Determine how many lines include the word "Bulk", then give that number and nothing more.
== Material provided
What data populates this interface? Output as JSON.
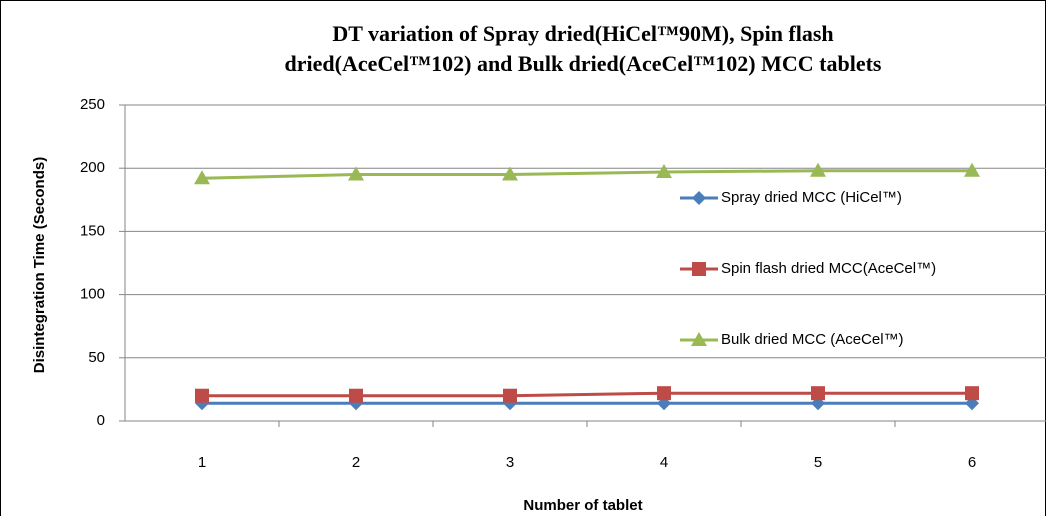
{
  "chart_data": {
    "type": "line",
    "title": [
      "DT variation of Spray dried(HiCel™90M), Spin flash",
      "dried(AceCel™102) and Bulk dried(AceCel™102) MCC tablets"
    ],
    "x_label": "Number of tablet",
    "y_label": "Disintegration Time (Seconds)",
    "categories": [
      "1",
      "2",
      "3",
      "4",
      "5",
      "6"
    ],
    "series": [
      {
        "name": "Spray dried MCC (HiCel™)",
        "color": "#4a7ebb",
        "marker": "diamond",
        "values": [
          14,
          14,
          14,
          14,
          14,
          14
        ]
      },
      {
        "name": "Spin flash  dried MCC(AceCel™)",
        "color": "#be4b48",
        "marker": "square",
        "values": [
          20,
          20,
          20,
          22,
          22,
          22
        ]
      },
      {
        "name": "Bulk dried MCC (AceCel™)",
        "color": "#98b954",
        "marker": "triangle",
        "values": [
          192,
          195,
          195,
          197,
          198,
          198
        ]
      }
    ],
    "ylim": [
      0,
      250
    ],
    "yticks": [
      0,
      50,
      100,
      150,
      200,
      250
    ],
    "grid": true,
    "legend": "right"
  }
}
====
> _Result of the exercise_
2